__Data shown__
--------------------

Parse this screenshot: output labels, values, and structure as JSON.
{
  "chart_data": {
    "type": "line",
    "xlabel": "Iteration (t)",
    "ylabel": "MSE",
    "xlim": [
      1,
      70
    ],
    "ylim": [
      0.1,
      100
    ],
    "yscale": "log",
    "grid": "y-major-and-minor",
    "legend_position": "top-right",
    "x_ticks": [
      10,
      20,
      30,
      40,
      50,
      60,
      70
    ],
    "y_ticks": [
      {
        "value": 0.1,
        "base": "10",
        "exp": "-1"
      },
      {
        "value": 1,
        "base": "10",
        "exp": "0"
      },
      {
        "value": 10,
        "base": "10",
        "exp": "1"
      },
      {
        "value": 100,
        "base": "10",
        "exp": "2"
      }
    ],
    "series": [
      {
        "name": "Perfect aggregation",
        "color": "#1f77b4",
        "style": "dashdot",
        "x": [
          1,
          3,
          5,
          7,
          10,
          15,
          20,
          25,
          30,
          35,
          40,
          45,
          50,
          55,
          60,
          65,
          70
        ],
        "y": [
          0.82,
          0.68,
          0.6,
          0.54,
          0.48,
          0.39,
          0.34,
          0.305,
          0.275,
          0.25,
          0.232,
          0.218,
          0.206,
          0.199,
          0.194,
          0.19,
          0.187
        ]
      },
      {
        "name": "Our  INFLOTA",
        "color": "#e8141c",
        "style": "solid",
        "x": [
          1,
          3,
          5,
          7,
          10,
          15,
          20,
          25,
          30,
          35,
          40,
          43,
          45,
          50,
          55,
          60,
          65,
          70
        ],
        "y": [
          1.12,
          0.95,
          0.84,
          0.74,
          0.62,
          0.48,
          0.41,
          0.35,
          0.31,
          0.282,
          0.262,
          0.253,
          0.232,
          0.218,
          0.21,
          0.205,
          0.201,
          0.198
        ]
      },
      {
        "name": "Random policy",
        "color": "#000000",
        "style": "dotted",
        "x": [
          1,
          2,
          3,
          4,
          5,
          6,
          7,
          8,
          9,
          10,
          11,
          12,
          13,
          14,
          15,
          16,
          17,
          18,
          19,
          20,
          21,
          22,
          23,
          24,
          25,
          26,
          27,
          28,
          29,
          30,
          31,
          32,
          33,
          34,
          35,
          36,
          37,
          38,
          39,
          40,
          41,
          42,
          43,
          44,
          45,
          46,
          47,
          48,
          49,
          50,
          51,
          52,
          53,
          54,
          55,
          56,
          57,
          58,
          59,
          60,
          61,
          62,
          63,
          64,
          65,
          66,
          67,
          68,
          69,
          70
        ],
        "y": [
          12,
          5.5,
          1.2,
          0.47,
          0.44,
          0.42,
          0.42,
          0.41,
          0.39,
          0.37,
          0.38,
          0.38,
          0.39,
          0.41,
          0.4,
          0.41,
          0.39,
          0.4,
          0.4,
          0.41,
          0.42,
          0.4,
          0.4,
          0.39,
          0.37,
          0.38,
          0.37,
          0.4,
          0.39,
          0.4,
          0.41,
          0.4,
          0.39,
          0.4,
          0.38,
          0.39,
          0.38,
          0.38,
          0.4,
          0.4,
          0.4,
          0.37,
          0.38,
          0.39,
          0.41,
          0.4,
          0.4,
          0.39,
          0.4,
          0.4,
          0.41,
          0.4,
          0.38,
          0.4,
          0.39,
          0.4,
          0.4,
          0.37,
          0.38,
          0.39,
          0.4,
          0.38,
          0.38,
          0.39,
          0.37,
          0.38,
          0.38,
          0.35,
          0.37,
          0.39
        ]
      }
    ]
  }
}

--------------------

__Task to complete__
In the records above, find each line holding "name" and copy it.

__Answer for this exercise__
        "name": "Perfect aggregation",
        "name": "Our  INFLOTA",
        "name": "Random policy",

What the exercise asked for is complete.